# WRITTEN PROBLEM
Reproduce the following listing line for line, leaving out the pictures.

[Coordinate annotation records]
— BEGIN —
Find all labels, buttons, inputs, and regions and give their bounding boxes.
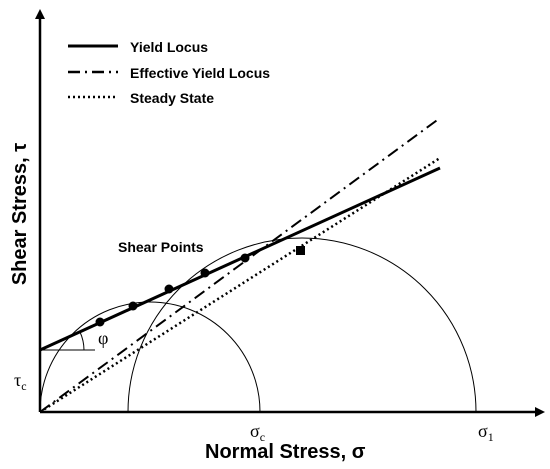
steady-state-line (39, 156, 441, 414)
legend-label-steady-state: Steady State (130, 90, 214, 106)
shear-point (200, 268, 210, 278)
steady-state-point (296, 246, 305, 255)
phi-label: φ (98, 328, 108, 348)
tau-c-label: τc (14, 370, 27, 393)
y-axis-title: Shear Stress, τ (9, 143, 31, 285)
legend-label-effective-yield-locus: Effective Yield Locus (130, 65, 270, 81)
shear-points (95, 253, 250, 327)
x-axis-title: Normal Stress, σ (205, 441, 366, 463)
large-mohr-circle (127, 237, 477, 413)
shear-point (95, 317, 105, 327)
sigma-c-label: σc (250, 421, 265, 444)
shear-point (240, 253, 250, 263)
shear-points-label: Shear Points (118, 239, 204, 255)
shear-point (128, 301, 138, 311)
effective-yield-locus-line (39, 117, 441, 413)
sigma-1-label: σ1 (478, 421, 494, 444)
small-mohr-circle (39, 301, 261, 413)
shear-point (164, 284, 174, 294)
yield-locus-line (39, 166, 441, 352)
legend: Yield Locus Effective Yield Locus Steady… (68, 39, 270, 106)
legend-label-yield-locus: Yield Locus (130, 39, 208, 55)
phi-angle-arc (79, 331, 85, 351)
— END —
# FULL ANSWER
Find all labels, buttons, inputs, and regions and give their bounding boxes.
steady-state-line (39, 156, 441, 414)
legend-label-steady-state: Steady State (130, 90, 214, 106)
shear-point (200, 268, 210, 278)
steady-state-point (296, 246, 305, 255)
phi-label: φ (98, 328, 108, 348)
tau-c-label: τc (14, 370, 27, 393)
y-axis-title: Shear Stress, τ (9, 143, 31, 285)
legend-label-effective-yield-locus: Effective Yield Locus (130, 65, 270, 81)
shear-points (95, 253, 250, 327)
x-axis-title: Normal Stress, σ (205, 441, 366, 463)
large-mohr-circle (127, 237, 477, 413)
shear-point (95, 317, 105, 327)
sigma-c-label: σc (250, 421, 265, 444)
shear-point (240, 253, 250, 263)
shear-points-label: Shear Points (118, 239, 204, 255)
shear-point (128, 301, 138, 311)
effective-yield-locus-line (39, 117, 441, 413)
sigma-1-label: σ1 (478, 421, 494, 444)
small-mohr-circle (39, 301, 261, 413)
shear-point (164, 284, 174, 294)
yield-locus-line (39, 166, 441, 352)
legend: Yield Locus Effective Yield Locus Steady… (68, 39, 270, 106)
legend-label-yield-locus: Yield Locus (130, 39, 208, 55)
phi-angle-arc (79, 331, 85, 351)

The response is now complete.